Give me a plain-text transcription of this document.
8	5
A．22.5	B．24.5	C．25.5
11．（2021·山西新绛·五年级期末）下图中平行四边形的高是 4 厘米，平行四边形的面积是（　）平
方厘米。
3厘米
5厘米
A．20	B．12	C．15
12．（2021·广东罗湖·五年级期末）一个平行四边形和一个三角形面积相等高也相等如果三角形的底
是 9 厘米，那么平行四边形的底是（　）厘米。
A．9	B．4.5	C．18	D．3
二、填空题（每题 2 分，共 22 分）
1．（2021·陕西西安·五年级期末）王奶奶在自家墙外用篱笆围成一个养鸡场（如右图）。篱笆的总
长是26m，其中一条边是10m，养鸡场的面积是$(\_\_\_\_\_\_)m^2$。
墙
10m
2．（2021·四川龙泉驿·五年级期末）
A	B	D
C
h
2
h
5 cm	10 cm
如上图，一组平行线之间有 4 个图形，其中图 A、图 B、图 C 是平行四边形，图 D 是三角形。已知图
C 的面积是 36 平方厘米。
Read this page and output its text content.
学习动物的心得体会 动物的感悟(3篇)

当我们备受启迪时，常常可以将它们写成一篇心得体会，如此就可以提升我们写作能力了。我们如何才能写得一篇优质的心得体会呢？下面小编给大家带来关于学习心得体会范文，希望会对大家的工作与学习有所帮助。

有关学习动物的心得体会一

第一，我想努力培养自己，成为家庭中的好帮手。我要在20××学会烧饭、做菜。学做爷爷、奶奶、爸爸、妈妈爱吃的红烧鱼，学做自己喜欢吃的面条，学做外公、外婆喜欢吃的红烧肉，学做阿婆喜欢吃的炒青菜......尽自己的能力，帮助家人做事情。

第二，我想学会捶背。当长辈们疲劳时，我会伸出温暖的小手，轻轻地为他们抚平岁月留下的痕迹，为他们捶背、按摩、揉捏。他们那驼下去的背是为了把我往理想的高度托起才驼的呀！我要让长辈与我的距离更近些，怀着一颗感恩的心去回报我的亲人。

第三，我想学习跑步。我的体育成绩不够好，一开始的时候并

## [BRIEF]
Report how many lines in the data include the word "五年级期末", and give nothing but the count.

## [THE ANSWER]
4